TASK TO COMPLETE – The records that follow must be repeated verbatim, every one of them.

BEGIN AVAILABLE DATA

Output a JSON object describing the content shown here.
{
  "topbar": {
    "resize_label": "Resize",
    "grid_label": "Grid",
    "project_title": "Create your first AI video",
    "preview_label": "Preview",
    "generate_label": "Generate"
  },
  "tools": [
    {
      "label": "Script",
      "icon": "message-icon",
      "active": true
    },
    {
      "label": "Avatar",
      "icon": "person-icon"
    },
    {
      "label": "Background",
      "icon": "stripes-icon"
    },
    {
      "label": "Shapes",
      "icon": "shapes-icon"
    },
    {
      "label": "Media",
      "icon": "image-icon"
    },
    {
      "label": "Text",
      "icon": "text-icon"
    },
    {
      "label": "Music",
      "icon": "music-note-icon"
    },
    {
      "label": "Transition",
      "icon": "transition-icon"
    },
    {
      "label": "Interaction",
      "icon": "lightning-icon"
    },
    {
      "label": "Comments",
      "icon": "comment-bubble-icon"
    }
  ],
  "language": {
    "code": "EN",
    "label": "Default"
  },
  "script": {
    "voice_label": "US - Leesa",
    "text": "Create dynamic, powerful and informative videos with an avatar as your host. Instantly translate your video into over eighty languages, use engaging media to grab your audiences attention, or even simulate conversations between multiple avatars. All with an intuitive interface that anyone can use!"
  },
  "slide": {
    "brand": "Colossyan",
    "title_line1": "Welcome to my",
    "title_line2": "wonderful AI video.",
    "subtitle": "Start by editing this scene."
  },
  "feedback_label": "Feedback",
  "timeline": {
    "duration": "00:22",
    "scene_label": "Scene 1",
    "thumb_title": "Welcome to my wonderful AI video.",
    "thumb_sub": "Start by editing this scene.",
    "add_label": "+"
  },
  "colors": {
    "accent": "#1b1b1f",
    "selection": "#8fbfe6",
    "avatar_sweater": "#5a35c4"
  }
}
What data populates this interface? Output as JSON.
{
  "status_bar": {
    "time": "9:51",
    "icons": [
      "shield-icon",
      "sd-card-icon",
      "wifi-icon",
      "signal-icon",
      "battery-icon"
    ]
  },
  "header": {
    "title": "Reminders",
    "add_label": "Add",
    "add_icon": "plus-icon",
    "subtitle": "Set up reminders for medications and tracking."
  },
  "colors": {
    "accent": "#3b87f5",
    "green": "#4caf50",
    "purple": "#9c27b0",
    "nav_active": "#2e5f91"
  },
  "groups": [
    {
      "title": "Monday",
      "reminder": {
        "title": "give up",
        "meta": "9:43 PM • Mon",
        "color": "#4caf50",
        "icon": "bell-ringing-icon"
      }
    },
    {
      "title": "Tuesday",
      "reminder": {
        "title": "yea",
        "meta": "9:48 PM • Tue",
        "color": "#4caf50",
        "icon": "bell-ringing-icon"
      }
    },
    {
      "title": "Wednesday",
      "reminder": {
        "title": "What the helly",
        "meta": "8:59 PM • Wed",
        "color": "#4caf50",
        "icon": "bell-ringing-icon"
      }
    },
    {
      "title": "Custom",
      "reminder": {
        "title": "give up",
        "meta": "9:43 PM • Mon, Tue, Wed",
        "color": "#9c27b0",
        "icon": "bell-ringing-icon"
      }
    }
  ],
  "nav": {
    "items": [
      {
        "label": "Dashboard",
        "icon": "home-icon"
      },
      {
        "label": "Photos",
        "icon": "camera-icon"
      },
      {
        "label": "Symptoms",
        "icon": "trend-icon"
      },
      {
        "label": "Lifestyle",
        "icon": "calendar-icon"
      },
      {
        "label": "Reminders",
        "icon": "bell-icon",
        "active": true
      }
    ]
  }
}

END AVAILABLE DATA

THE RESULT –
Output a JSON object describing the content shown here.
{
  "topbar": {
    "resize_label": "Resize",
    "grid_label": "Grid",
    "project_title": "Create your first AI video",
    "preview_label": "Preview",
    "generate_label": "Generate"
  },
  "tools": [
    {
      "label": "Script",
      "icon": "message-icon",
      "active": true
    },
    {
      "label": "Avatar",
      "icon": "person-icon"
    },
    {
      "label": "Background",
      "icon": "stripes-icon"
    },
    {
      "label": "Shapes",
      "icon": "shapes-icon"
    },
    {
      "label": "Media",
      "icon": "image-icon"
    },
    {
      "label": "Text",
      "icon": "text-icon"
    },
    {
      "label": "Music",
      "icon": "music-note-icon"
    },
    {
      "label": "Transition",
      "icon": "transition-icon"
    },
    {
      "label": "Interaction",
      "icon": "lightning-icon"
    },
    {
      "label": "Comments",
      "icon": "comment-bubble-icon"
    }
  ],
  "language": {
    "code": "EN",
    "label": "Default"
  },
  "script": {
    "voice_label": "US - Leesa",
    "text": "Create dynamic, powerful and informative videos with an avatar as your host. Instantly translate your video into over eighty languages, use engaging media to grab your audiences attention, or even simulate conversations between multiple avatars. All with an intuitive interface that anyone can use!"
  },
  "slide": {
    "brand": "Colossyan",
    "title_line1": "Welcome to my",
    "title_line2": "wonderful AI video.",
    "subtitle": "Start by editing this scene."
  },
  "feedback_label": "Feedback",
  "timeline": {
    "duration": "00:22",
    "scene_label": "Scene 1",
    "thumb_title": "Welcome to my wonderful AI video.",
    "thumb_sub": "Start by editing this scene.",
    "add_label": "+"
  },
  "colors": {
    "accent": "#1b1b1f",
    "selection": "#8fbfe6",
    "avatar_sweater": "#5a35c4"
  }
}
What data populates this interface? Output as JSON.
{
  "status_bar": {
    "time": "9:51",
    "icons": [
      "shield-icon",
      "sd-card-icon",
      "wifi-icon",
      "signal-icon",
      "battery-icon"
    ]
  },
  "header": {
    "title": "Reminders",
    "add_label": "Add",
    "add_icon": "plus-icon",
    "subtitle": "Set up reminders for medications and tracking."
  },
  "colors": {
    "accent": "#3b87f5",
    "green": "#4caf50",
    "purple": "#9c27b0",
    "nav_active": "#2e5f91"
  },
  "groups": [
    {
      "title": "Monday",
      "reminder": {
        "title": "give up",
        "meta": "9:43 PM • Mon",
        "color": "#4caf50",
        "icon": "bell-ringing-icon"
      }
    },
    {
      "title": "Tuesday",
      "reminder": {
        "title": "yea",
        "meta": "9:48 PM • Tue",
        "color": "#4caf50",
        "icon": "bell-ringing-icon"
      }
    },
    {
      "title": "Wednesday",
      "reminder": {
        "title": "What the helly",
        "meta": "8:59 PM • Wed",
        "color": "#4caf50",
        "icon": "bell-ringing-icon"
      }
    },
    {
      "title": "Custom",
      "reminder": {
        "title": "give up",
        "meta": "9:43 PM • Mon, Tue, Wed",
        "color": "#9c27b0",
        "icon": "bell-ringing-icon"
      }
    }
  ],
  "nav": {
    "items": [
      {
        "label": "Dashboard",
        "icon": "home-icon"
      },
      {
        "label": "Photos",
        "icon": "camera-icon"
      },
      {
        "label": "Symptoms",
        "icon": "trend-icon"
      },
      {
        "label": "Lifestyle",
        "icon": "calendar-icon"
      },
      {
        "label": "Reminders",
        "icon": "bell-icon",
        "active": true
      }
    ]
  }
}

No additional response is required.